Anoche tuve un sueño, tal vez una pesadilla. Tenía previsto escribir hoy un artículo lleno de esa esperanza, que siempre viene tan bien, y más en estos días. Mi propósito era hablar sobre el resurgir de la Cultura, como un Ave Fénix, de sus propias cenizas, algo así como un Sol Invicto, una luminosa conjunción de dos planetas, que nos hace soñar con un año mejor a la vuelta de esa esquina que ya divisamos y que estamos deseando cruzar para nunca volver. He visto, con agrado, estas semanas el buen hacer de los equipos municipales de cultura de los ayuntamientos de Cartagena, Murcia, Mazarrón o Águilas y, sobre todo, el esfuerzo titánico por salir a flote de los artistas y creadores del mundo del teatro, la música o las artes plásticas. Sobre todo eso pretendía yo escribir hoy, creo que el tema lo merece y sería una estupenda manera de cerrar este aciago año 2020 y de apuntar un horizonte mejor desde la cultura.

El caso es que tras mi semanal cita con el cine clásico en La 2, me fui a la cama, leí un par de poemas de Conspiraciones desde la entropía de Vicente Velasco Montoya, el librero de La Monta Mágica y, después, un breve cuento titulado Eclipse del delicioso libro Inviernos Invisibles de Mireya Encinas. Hasta ahí bien, pero luego se me ocurrió poner a cargar el teléfono móvil y, a la vez, echar un vistazo a las redes sociales antes de dormir. Mira por donde vi un navideño vídeo en el que tocan la guitarra, con otros músicos, el maestro Carlos Piñana y, para mi sorpresa y desasosiego, don Teodoro García Egea.

----------------

→ **Instrucciones de la tarea**
Prosigue el texto sobre el resurgir de la cultura a partir de su última oración. Las líneas no intervienen en esta tarea.

→ **Datos disponibles**
----------------

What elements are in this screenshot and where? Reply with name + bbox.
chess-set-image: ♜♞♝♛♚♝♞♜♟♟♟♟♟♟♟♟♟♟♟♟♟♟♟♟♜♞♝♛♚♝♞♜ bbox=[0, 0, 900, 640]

----------------

→ **Resultado del ejercicio**
Mi sorpresa es comprensible, dada mi ignorancia, ya que descubrí otro don y cualidad más entre las que adornan al político murciano. Pero permitidme el desasosiego que a esas horas, y ya con sueño, me produjo ver en su rostro la actitud de distanciamiento social tan necesaria en estos días. Creo que me dormí con la imagen de su cara fría, como si con él no fuera la cosa o si realmente no estuviese tocando o fuera play-back, muy al contrario de mi admirado Carlos Piñana, que sí que estaba en su salsa, tocando con más entusiasmo, incluso, del acostumbrado. Pues con ello me dormí y mira por dónde, la escena me ha salido en sueños:

Resulta que me disponía yo a escribir mi artículo semanal cuando, de pronto, oigo ruidos en el salón. Bajé las escaleras con sigilo y allí estaban, afanados junto al árbol navideño, una suerte de Papá Noel y un duendecillo cantando villancicos a la guitarra, que no era otro, lo habréis adivinado, que nuestro Teodoro de Cieza. Lo sé, puestos a soñar con alguien a la guitarra, hubiera preferido a Piñana, pero sabéis bien que es imposible controlar los sueños.

No vayáis a pensar que lo que me pareció más increíble era ver de tal guisa a un político, mano derecha del líder del PP nacional; lo inaudito era ver a Santa Claus vestido de negro, en lugar de su conocida vestimenta roja y, además, observar lo desmejorado que estaba. No solamente había perdido su gordura, sino que estaba escuálido, con la cara chupada y demacrada. Llevaba una barba gris, desarreglada, y debajo de una vieja gorra de lana, se le adivinaba, por encima de las orejas, que la calvicie se había apoderado totalmente de su cabeza o que se la había rapado. Lo primero que pensé es que tal vez había sufrido un efecto inverso a nuestro engorde por el confinamiento.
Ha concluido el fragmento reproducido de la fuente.